Task brief:
Among the entries, which lines carry the string "steps"? Copy each of them.

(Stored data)
□ □ □ □
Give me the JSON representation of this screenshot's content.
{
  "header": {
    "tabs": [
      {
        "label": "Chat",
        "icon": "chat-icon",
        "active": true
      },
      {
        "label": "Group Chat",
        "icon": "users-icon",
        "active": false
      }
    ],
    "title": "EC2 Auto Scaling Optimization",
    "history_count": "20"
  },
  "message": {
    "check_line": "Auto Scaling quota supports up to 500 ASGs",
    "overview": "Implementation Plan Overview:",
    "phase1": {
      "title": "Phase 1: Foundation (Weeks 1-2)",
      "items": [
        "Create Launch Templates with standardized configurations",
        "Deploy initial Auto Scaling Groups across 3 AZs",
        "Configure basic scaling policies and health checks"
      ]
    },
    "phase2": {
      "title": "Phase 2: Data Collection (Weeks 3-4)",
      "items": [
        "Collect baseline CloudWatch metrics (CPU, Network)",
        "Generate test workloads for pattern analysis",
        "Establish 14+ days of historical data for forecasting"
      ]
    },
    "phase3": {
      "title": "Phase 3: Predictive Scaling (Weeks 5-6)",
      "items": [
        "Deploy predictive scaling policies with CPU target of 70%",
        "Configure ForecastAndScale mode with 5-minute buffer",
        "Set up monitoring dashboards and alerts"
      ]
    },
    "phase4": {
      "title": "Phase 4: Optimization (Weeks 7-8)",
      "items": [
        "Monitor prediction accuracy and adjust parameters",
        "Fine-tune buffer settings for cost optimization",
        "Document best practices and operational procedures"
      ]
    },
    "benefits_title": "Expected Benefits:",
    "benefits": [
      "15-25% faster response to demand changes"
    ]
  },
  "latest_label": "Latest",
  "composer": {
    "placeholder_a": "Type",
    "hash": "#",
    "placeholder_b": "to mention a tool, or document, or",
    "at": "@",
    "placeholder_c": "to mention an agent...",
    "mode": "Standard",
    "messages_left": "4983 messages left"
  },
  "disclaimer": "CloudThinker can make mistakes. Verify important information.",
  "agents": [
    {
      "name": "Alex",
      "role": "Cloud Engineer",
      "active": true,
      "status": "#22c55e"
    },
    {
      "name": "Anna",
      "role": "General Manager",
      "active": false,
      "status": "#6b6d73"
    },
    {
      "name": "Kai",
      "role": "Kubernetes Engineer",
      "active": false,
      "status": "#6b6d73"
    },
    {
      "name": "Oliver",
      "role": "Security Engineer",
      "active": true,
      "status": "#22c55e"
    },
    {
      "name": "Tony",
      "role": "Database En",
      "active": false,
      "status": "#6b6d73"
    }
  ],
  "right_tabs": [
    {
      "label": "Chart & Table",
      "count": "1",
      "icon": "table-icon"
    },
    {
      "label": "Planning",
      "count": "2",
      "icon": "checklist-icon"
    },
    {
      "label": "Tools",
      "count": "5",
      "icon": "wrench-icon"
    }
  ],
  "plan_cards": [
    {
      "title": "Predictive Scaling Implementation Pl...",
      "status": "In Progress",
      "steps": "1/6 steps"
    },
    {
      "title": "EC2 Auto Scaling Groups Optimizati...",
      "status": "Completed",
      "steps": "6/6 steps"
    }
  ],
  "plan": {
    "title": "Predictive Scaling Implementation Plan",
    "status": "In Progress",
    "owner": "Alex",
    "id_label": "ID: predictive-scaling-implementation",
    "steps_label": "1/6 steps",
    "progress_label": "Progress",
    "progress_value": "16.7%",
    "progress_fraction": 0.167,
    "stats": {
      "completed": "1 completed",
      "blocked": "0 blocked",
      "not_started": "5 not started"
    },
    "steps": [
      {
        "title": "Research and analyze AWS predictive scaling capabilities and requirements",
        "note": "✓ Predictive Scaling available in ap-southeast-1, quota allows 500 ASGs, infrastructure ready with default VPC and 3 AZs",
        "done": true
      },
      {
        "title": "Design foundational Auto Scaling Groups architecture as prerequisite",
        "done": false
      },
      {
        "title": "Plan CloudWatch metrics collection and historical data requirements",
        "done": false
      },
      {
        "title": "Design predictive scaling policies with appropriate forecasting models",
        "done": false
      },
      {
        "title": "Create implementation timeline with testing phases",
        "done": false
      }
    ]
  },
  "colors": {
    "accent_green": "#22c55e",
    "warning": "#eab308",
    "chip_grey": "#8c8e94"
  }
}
□ □ □ □
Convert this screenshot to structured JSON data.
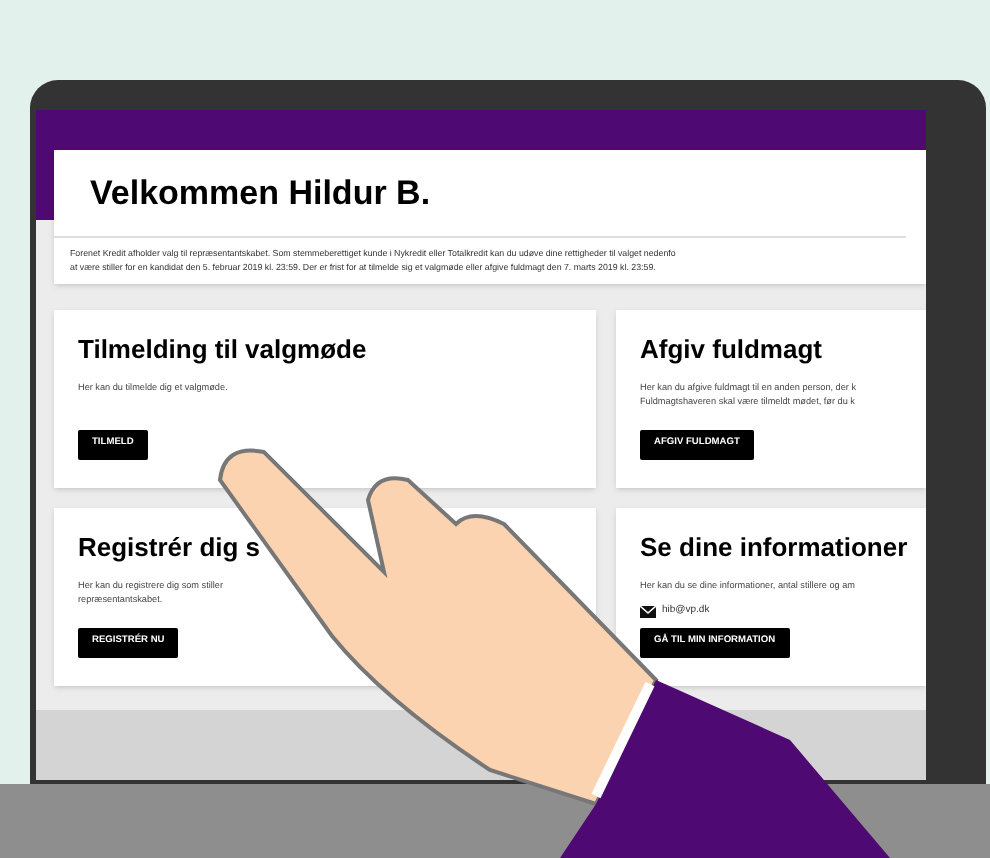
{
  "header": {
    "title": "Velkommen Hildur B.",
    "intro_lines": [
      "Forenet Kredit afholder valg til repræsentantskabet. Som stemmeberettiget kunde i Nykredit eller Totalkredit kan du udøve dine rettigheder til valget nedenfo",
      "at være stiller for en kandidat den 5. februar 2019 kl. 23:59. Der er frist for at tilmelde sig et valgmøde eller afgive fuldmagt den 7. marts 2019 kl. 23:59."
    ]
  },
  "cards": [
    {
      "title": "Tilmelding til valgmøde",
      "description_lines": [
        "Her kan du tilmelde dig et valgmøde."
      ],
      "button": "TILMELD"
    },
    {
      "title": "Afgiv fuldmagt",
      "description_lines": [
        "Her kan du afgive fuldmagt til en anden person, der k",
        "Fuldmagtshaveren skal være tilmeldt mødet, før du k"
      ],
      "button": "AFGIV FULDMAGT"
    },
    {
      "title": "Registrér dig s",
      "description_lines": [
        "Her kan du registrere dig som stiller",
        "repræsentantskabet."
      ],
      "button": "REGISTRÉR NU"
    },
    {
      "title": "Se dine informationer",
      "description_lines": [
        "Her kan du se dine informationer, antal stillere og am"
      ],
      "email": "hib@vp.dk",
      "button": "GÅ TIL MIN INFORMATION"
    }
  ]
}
□ □ □ □
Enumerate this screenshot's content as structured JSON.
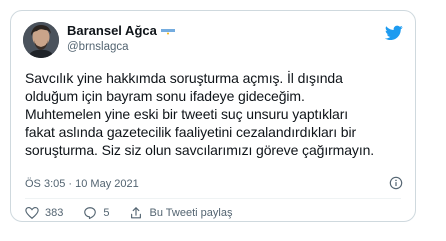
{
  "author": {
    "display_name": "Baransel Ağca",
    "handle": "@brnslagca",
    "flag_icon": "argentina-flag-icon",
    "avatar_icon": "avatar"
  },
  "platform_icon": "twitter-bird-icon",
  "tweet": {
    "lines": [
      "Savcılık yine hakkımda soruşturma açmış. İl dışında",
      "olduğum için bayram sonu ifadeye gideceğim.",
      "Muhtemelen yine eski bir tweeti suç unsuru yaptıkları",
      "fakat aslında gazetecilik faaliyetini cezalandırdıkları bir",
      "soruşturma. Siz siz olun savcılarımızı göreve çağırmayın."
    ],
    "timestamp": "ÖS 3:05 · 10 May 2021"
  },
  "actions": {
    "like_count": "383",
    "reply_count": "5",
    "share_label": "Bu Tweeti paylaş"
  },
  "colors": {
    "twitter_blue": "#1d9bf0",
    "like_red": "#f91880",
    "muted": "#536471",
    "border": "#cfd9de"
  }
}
□ □ □ □
Result of the exercise:
      "steps": "1/6 steps"
      "steps": "6/6 steps"
    "steps_label": "1/6 steps",
    "steps": [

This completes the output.